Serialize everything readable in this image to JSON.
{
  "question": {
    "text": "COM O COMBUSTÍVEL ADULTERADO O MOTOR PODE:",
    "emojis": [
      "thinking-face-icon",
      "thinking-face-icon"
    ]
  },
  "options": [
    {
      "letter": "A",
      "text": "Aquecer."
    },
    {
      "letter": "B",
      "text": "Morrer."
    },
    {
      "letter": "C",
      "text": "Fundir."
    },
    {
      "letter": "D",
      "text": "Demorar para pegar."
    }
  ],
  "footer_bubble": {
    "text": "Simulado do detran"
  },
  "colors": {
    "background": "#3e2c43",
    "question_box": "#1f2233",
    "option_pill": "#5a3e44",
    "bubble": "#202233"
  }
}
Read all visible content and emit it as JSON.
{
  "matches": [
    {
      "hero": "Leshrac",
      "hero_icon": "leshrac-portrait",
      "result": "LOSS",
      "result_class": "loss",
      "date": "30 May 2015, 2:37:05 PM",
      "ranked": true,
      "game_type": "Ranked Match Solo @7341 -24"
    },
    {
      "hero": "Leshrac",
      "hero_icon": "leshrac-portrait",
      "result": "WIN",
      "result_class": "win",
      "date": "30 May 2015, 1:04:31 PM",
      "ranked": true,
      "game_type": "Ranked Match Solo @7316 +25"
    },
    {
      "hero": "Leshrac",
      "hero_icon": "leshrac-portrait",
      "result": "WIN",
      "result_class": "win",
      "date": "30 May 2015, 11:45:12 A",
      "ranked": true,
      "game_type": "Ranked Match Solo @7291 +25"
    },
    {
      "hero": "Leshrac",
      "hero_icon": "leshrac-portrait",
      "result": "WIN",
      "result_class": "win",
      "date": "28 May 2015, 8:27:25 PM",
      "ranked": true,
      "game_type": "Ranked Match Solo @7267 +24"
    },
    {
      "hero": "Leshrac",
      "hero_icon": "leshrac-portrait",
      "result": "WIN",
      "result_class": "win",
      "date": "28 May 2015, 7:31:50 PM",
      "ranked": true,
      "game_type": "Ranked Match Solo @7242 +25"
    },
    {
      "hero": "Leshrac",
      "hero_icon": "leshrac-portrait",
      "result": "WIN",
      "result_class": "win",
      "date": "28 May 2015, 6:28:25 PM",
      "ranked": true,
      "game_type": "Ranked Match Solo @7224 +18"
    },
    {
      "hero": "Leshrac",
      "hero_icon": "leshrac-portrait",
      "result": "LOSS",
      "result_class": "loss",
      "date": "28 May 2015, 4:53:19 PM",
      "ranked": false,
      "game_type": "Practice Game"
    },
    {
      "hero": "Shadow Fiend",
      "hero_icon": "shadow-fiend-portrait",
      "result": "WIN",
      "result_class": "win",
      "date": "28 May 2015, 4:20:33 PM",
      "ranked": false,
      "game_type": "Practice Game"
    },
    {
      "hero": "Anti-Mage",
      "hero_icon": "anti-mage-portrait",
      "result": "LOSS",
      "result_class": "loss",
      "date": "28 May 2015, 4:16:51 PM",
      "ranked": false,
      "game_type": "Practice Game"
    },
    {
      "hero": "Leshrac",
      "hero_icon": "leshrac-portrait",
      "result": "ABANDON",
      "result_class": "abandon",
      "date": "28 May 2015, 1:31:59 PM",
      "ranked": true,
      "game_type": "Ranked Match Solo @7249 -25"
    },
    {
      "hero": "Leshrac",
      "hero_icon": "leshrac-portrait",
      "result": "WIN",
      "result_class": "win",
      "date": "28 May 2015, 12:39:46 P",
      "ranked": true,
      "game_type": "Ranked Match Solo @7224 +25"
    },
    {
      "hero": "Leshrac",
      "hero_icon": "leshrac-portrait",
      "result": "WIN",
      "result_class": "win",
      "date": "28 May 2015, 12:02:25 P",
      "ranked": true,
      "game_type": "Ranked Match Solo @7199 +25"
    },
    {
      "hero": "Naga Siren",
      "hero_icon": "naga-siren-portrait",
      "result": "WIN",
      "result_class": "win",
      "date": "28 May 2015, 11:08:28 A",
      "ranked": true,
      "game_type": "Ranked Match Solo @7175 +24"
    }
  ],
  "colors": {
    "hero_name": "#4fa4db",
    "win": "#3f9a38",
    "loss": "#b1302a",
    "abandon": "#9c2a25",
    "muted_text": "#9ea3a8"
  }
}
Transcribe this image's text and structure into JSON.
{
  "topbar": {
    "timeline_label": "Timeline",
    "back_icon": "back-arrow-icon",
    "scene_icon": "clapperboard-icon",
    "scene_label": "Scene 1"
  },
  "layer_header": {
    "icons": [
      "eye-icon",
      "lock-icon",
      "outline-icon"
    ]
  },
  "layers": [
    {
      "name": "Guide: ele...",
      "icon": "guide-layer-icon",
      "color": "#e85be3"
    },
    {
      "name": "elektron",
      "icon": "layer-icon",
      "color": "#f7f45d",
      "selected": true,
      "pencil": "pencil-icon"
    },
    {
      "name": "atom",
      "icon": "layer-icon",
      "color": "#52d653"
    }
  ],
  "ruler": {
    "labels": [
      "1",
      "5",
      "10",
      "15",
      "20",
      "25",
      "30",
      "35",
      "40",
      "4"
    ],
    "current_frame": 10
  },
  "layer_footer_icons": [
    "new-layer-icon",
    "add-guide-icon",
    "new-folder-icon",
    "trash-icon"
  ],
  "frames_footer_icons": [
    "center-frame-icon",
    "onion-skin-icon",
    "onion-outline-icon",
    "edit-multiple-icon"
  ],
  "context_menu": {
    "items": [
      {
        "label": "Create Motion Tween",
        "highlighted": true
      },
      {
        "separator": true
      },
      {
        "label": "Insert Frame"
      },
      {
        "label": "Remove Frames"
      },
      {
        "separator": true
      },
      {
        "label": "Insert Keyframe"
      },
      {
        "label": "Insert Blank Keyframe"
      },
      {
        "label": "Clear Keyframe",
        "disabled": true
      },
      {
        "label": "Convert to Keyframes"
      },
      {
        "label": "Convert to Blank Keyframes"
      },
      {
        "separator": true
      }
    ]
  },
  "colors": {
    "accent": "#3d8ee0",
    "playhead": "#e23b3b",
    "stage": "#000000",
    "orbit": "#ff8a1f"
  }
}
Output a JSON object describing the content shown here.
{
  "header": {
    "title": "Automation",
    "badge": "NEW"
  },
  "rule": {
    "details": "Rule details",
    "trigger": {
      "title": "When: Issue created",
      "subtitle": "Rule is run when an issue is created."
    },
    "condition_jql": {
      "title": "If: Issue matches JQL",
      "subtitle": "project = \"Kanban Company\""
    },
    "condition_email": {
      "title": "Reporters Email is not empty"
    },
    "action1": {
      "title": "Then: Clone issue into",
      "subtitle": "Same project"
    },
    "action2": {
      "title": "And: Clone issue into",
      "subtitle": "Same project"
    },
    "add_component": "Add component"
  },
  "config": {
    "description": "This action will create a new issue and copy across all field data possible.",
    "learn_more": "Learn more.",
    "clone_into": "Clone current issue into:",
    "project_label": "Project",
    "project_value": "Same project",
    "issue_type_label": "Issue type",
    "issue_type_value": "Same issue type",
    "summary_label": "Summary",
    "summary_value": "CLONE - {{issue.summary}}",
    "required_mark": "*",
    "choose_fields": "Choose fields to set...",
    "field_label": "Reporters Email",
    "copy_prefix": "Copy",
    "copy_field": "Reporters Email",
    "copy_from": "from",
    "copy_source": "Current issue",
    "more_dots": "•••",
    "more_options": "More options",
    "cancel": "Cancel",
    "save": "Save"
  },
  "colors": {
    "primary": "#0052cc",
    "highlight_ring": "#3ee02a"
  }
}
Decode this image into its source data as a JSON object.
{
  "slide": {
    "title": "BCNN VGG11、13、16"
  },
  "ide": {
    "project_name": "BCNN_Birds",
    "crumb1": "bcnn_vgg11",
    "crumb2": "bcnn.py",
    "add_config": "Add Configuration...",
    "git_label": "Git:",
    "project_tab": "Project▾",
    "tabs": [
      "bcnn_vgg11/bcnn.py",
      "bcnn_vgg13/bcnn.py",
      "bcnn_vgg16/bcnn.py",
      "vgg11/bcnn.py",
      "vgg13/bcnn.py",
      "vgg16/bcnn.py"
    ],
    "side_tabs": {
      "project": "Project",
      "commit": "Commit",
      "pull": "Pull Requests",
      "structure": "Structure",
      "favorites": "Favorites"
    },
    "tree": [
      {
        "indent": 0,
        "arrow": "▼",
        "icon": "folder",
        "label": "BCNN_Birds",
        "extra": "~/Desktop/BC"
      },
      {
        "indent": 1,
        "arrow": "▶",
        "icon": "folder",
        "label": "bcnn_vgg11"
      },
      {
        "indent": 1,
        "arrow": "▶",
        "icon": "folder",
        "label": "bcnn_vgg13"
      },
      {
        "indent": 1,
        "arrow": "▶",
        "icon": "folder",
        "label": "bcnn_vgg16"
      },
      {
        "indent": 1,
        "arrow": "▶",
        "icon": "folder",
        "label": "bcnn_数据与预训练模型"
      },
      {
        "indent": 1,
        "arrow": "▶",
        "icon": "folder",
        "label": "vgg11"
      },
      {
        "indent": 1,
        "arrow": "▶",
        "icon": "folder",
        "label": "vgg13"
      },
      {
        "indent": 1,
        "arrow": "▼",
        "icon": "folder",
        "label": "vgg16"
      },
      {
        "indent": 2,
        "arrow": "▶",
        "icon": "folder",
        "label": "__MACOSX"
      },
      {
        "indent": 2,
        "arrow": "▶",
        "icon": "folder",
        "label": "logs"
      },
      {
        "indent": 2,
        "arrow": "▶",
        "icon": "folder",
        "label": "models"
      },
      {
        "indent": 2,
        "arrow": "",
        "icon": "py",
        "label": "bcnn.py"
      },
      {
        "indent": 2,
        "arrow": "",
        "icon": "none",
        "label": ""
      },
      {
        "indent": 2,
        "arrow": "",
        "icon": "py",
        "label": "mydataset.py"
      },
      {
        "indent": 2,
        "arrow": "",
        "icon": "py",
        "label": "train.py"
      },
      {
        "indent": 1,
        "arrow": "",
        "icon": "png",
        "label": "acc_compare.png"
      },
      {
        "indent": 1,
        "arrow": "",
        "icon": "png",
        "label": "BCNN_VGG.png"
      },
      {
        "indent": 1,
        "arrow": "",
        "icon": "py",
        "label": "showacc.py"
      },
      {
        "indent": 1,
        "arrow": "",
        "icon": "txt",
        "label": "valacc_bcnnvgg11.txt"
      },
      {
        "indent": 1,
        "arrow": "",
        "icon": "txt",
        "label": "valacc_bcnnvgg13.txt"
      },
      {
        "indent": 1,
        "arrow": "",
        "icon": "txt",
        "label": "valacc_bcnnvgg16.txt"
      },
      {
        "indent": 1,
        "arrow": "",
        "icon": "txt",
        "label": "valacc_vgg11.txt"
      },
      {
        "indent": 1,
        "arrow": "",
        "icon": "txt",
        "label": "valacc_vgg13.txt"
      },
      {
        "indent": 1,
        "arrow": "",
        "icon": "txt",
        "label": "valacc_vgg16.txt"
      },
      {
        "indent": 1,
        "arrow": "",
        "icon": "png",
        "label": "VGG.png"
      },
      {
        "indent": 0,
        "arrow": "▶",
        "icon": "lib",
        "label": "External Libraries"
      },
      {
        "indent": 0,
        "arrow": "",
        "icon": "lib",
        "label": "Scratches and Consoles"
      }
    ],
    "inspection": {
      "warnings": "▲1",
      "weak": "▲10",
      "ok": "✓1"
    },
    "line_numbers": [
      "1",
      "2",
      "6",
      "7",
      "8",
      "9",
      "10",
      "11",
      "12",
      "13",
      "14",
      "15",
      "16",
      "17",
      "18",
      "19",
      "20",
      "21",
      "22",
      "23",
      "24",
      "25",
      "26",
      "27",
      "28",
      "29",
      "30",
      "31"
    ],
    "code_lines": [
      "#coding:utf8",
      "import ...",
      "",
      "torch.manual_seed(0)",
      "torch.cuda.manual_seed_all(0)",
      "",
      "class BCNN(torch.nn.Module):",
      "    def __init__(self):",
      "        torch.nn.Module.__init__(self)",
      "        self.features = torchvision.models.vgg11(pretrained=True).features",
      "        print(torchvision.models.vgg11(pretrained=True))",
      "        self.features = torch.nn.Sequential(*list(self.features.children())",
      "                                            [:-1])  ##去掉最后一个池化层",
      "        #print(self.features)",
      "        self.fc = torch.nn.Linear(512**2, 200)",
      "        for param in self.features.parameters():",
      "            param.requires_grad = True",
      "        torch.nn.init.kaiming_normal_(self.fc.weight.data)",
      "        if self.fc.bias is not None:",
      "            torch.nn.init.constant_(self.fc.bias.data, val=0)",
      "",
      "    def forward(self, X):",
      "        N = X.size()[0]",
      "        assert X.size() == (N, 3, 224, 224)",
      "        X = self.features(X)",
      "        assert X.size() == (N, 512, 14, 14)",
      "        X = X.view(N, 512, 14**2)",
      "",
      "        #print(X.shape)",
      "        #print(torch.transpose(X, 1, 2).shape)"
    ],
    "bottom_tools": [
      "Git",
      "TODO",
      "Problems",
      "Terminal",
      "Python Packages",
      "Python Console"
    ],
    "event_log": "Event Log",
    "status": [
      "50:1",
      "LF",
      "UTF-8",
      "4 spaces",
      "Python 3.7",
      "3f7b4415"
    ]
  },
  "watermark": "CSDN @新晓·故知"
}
◆ ◆ ◆
EXERCISE — Look through the data and gather every line with the string "structure" in it.

WRITTEN RESPONSE —
Transcribe this image's text and structure into JSON.
      "structure": "Structure",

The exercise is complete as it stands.